→ **Set exercise**:
Lines containing the string "naar" are to be collected in full.

[Collected data]

=====

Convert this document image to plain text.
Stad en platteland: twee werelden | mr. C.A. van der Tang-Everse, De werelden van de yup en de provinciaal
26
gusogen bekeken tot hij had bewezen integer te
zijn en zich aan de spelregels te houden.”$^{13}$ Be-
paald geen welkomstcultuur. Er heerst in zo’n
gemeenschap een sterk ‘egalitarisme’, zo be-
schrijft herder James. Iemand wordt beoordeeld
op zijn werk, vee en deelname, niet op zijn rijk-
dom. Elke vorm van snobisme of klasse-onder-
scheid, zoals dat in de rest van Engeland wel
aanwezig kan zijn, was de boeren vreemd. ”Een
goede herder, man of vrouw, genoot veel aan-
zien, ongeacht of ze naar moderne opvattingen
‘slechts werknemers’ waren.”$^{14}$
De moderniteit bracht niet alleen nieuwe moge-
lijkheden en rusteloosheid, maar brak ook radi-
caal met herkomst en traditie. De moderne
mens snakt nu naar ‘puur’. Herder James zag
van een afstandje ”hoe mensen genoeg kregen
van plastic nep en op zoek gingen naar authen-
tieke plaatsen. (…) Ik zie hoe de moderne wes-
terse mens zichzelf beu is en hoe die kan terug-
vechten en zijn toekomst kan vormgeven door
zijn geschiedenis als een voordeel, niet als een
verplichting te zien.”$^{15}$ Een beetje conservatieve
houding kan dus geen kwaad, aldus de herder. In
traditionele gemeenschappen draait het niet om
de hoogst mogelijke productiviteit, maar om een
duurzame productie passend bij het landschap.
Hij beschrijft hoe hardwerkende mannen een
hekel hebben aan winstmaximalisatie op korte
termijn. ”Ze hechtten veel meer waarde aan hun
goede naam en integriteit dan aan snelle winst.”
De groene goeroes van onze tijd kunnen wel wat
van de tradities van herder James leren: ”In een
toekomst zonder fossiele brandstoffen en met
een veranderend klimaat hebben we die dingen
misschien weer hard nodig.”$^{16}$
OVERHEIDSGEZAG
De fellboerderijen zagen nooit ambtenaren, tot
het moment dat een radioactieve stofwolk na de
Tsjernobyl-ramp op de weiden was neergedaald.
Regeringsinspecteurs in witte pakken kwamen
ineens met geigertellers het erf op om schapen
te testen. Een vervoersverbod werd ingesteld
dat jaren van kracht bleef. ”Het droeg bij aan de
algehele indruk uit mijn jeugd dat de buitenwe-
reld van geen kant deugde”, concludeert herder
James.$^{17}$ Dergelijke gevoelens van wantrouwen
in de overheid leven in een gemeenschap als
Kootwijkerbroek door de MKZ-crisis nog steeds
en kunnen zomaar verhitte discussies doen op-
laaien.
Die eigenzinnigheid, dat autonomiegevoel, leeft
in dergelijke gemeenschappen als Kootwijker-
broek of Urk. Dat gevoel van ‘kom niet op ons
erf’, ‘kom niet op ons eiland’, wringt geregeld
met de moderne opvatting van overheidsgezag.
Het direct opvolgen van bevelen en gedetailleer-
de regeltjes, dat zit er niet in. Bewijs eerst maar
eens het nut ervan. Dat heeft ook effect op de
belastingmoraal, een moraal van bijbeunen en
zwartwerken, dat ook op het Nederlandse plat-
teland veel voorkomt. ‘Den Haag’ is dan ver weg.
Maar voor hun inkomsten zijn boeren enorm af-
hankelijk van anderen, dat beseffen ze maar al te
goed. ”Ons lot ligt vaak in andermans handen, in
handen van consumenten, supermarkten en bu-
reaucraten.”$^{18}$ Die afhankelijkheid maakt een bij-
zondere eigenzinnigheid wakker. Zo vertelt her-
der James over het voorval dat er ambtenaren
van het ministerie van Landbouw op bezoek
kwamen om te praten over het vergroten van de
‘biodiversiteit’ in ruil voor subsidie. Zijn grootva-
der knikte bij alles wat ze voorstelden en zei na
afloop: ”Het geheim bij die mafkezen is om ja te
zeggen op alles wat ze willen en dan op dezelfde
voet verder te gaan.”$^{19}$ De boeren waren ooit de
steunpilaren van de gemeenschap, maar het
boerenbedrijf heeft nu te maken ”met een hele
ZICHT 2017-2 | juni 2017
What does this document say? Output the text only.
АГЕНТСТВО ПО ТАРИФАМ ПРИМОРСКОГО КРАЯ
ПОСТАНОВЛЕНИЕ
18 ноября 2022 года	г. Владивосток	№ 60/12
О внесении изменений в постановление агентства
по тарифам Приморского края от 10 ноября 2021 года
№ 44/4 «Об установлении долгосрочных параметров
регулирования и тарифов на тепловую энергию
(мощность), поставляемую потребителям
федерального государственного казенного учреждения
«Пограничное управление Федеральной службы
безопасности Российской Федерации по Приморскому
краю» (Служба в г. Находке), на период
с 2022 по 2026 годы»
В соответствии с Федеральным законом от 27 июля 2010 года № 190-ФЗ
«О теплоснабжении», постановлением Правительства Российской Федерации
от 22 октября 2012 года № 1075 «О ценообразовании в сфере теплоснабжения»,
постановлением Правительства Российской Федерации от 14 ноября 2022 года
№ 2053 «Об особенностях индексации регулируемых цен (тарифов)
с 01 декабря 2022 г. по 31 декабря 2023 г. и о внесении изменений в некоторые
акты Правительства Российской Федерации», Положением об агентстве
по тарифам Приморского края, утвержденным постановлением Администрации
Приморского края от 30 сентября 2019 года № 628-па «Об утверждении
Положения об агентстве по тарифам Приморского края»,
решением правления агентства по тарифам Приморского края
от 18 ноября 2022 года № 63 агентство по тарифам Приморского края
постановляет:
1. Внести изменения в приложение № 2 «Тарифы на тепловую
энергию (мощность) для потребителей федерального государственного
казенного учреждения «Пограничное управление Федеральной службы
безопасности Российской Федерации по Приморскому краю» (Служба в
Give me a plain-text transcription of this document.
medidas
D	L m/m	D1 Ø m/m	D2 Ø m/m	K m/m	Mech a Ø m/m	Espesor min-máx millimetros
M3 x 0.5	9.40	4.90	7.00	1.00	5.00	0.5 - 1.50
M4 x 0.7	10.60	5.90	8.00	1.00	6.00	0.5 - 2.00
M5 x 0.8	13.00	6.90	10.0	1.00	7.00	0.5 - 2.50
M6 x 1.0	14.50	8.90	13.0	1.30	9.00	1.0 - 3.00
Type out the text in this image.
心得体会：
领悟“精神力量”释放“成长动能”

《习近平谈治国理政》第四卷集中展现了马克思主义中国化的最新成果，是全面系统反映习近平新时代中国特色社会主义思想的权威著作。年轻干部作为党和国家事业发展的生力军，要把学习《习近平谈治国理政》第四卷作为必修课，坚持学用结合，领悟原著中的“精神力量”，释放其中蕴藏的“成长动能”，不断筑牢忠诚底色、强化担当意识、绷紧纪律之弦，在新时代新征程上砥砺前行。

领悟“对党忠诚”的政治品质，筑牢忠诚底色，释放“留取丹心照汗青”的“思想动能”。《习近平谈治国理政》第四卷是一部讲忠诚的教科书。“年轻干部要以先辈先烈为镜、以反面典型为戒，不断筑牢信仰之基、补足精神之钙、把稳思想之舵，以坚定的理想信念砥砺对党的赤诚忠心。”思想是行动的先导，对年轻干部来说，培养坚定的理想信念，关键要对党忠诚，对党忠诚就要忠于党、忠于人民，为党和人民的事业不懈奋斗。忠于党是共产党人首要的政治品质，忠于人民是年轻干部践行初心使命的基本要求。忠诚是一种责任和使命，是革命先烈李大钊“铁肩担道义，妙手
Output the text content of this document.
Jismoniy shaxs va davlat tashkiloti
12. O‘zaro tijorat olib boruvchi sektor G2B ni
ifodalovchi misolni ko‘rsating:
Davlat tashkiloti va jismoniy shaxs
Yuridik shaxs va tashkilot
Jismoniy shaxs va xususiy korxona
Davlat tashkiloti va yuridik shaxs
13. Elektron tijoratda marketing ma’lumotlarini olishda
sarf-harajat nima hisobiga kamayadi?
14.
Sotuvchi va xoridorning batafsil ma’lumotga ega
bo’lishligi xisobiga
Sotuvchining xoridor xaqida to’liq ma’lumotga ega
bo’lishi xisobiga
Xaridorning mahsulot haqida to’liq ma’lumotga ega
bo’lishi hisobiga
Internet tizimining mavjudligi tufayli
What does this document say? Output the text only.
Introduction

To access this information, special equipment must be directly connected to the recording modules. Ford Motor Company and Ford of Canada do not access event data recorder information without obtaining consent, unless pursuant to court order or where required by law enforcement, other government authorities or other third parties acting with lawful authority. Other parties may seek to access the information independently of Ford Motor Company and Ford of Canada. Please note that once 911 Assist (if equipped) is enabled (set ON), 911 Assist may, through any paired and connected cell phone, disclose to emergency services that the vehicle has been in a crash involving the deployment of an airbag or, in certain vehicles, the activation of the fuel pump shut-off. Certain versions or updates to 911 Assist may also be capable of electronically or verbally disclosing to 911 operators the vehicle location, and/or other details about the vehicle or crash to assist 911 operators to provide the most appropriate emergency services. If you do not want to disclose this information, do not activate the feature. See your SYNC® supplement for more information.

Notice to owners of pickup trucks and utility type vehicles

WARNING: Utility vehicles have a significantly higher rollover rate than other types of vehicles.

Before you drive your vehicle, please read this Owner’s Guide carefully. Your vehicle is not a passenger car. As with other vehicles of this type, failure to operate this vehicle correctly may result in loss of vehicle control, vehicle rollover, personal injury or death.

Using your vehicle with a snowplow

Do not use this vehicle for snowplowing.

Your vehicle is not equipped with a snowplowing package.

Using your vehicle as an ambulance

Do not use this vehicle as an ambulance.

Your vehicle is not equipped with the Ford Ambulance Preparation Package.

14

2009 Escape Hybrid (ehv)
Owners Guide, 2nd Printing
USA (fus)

=====

→ **Solution for this problem**:
zien, ongeacht of ze naar moderne opvattingen
mens snakt nu naar ‘puur’. Herder James zag
van plastic nep en op zoek gingen naar authen-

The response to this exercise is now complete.